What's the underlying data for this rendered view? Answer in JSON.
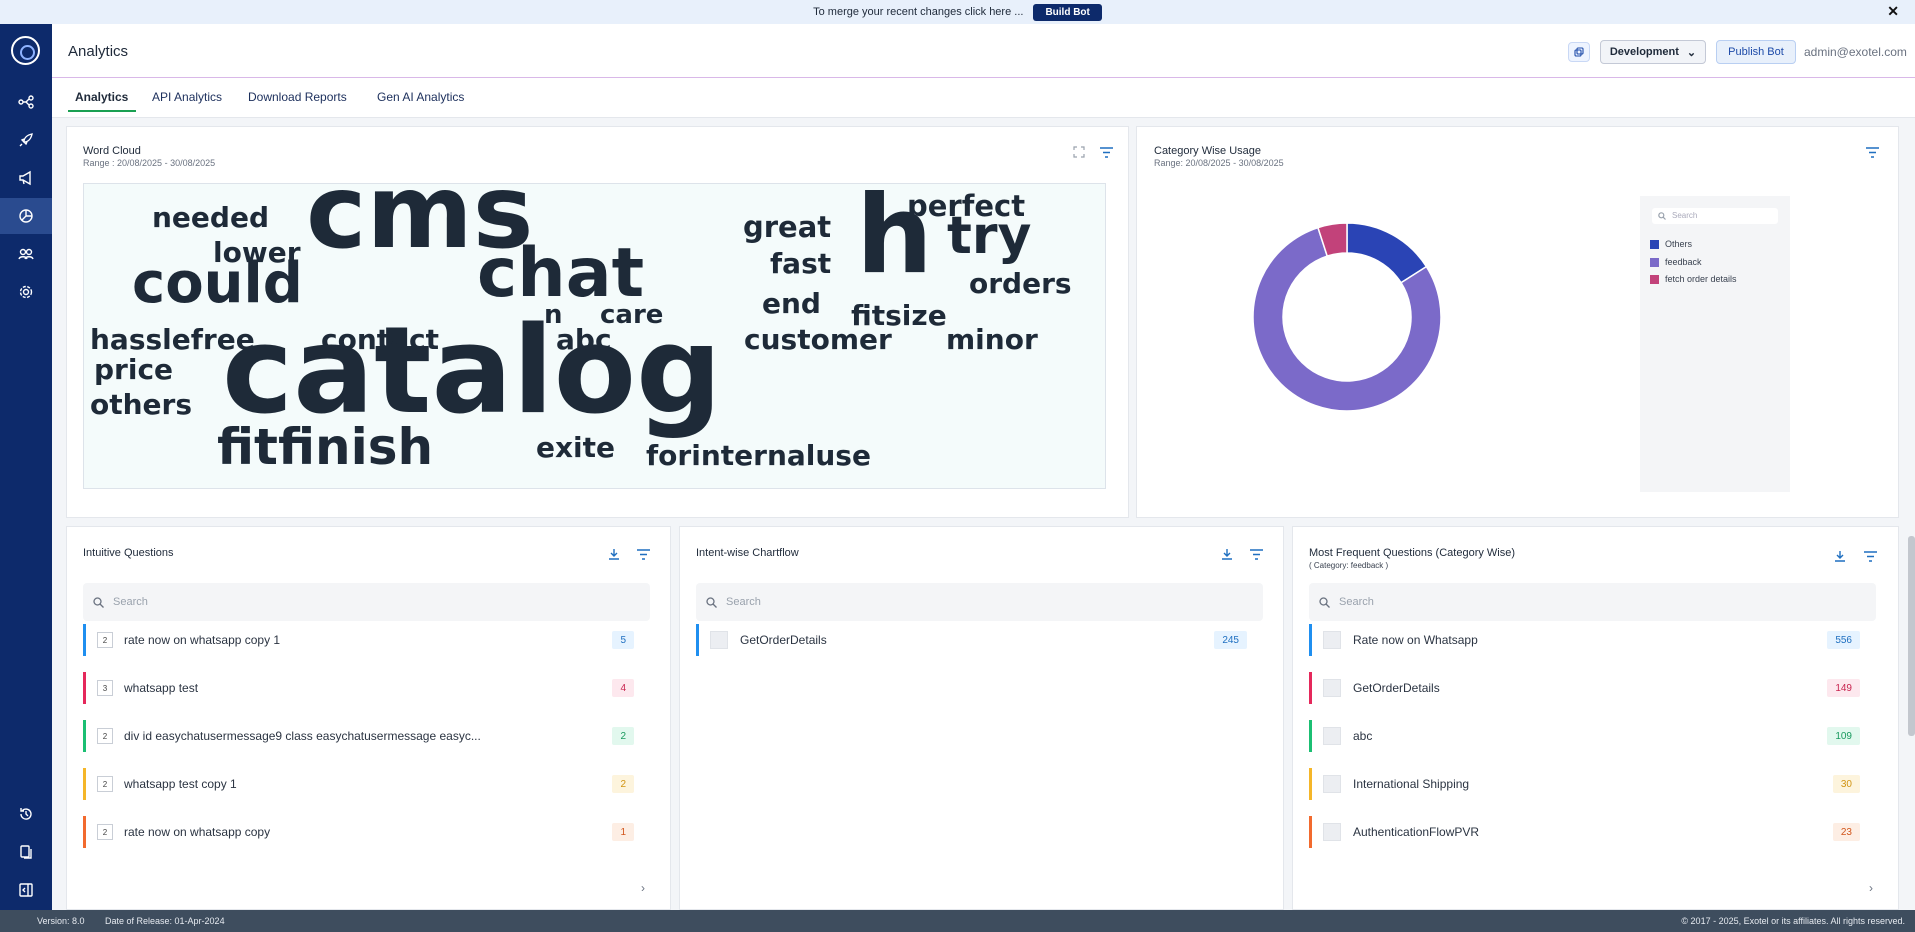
{
  "banner": {
    "message": "To merge your recent changes click here ...",
    "button_label": "Build Bot",
    "close": "✕"
  },
  "header": {
    "title": "Analytics",
    "environment": "Development",
    "publish_label": "Publish Bot",
    "user_email": "admin@exotel.com"
  },
  "tabs": [
    {
      "label": "Analytics",
      "active": true
    },
    {
      "label": "API Analytics",
      "active": false
    },
    {
      "label": "Download Reports",
      "active": false
    },
    {
      "label": "Gen AI Analytics",
      "active": false
    }
  ],
  "sidebar": {
    "icons": [
      "flow-icon",
      "rocket-icon",
      "megaphone-icon",
      "analytics-icon",
      "users-icon",
      "settings-icon",
      "history-icon",
      "documents-icon",
      "collapse-icon"
    ],
    "active": "analytics-icon"
  },
  "word_cloud": {
    "title": "Word Cloud",
    "range": "Range : 20/08/2025 - 30/08/2025",
    "words": [
      "cms",
      "catalog",
      "chat",
      "could",
      "h",
      "try",
      "perfect",
      "great",
      "needed",
      "lower",
      "fast",
      "end",
      "orders",
      "fitsize",
      "n",
      "care",
      "hasslefree",
      "contact",
      "abc",
      "customer",
      "minor",
      "price",
      "others",
      "fitfinish",
      "exite",
      "forinternaluse"
    ]
  },
  "category_usage": {
    "title": "Category Wise Usage",
    "range": "Range: 20/08/2025 - 30/08/2025",
    "search_placeholder": "Search",
    "legend": [
      {
        "name": "Others",
        "color": "#2a44b5"
      },
      {
        "name": "feedback",
        "color": "#7b6ac9"
      },
      {
        "name": "fetch order details",
        "color": "#c2427a"
      }
    ]
  },
  "chart_data": {
    "type": "pie",
    "title": "Category Wise Usage",
    "categories": [
      "Others",
      "feedback",
      "fetch order details"
    ],
    "values": [
      16,
      79,
      5
    ],
    "donut": true
  },
  "intuitive_questions": {
    "title": "Intuitive Questions",
    "search_placeholder": "Search",
    "items": [
      {
        "num": "2",
        "label": "rate now on whatsapp copy 1",
        "count": "5",
        "color": "#1f8ff0",
        "badge_bg": "#e6f3ff",
        "badge_fg": "#1f6fc0"
      },
      {
        "num": "3",
        "label": "whatsapp test",
        "count": "4",
        "color": "#e5285b",
        "badge_bg": "#fde8ee",
        "badge_fg": "#c8244f"
      },
      {
        "num": "2",
        "label": "div id easychatusermessage9 class easychatusermessage easyc...",
        "count": "2",
        "color": "#1bbf73",
        "badge_bg": "#e2f8ee",
        "badge_fg": "#1a9a5e"
      },
      {
        "num": "2",
        "label": "whatsapp test copy 1",
        "count": "2",
        "color": "#f5b629",
        "badge_bg": "#fdf4dd",
        "badge_fg": "#d19412"
      },
      {
        "num": "2",
        "label": "rate now on whatsapp copy",
        "count": "1",
        "color": "#f26a2e",
        "badge_bg": "#fdeee4",
        "badge_fg": "#d2561c"
      }
    ]
  },
  "intent_chartflow": {
    "title": "Intent-wise Chartflow",
    "search_placeholder": "Search",
    "items": [
      {
        "label": "GetOrderDetails",
        "count": "245",
        "color": "#1f8ff0",
        "badge_bg": "#e6f3ff",
        "badge_fg": "#1f6fc0"
      }
    ]
  },
  "frequent_questions": {
    "title": "Most Frequent Questions (Category Wise)",
    "subtitle": "( Category: feedback )",
    "search_placeholder": "Search",
    "items": [
      {
        "label": "Rate now on Whatsapp",
        "count": "556",
        "color": "#1f8ff0",
        "badge_bg": "#e6f3ff",
        "badge_fg": "#1f6fc0"
      },
      {
        "label": "GetOrderDetails",
        "count": "149",
        "color": "#e5285b",
        "badge_bg": "#fde8ee",
        "badge_fg": "#c8244f"
      },
      {
        "label": "abc",
        "count": "109",
        "color": "#1bbf73",
        "badge_bg": "#e2f8ee",
        "badge_fg": "#1a9a5e"
      },
      {
        "label": "International Shipping",
        "count": "30",
        "color": "#f5b629",
        "badge_bg": "#fdf4dd",
        "badge_fg": "#d19412"
      },
      {
        "label": "AuthenticationFlowPVR",
        "count": "23",
        "color": "#f26a2e",
        "badge_bg": "#fdeee4",
        "badge_fg": "#d2561c"
      }
    ]
  },
  "footer": {
    "version": "Version: 8.0",
    "release": "Date of Release: 01-Apr-2024",
    "copyright": "© 2017 - 2025, Exotel or its affiliates. All rights reserved."
  }
}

==========

[Challenge]
Show all lines above holding "range".

[Result for this task]
    "range": "Range : 20/08/2025 - 30/08/2025",
    "range": "Range: 20/08/2025 - 30/08/2025",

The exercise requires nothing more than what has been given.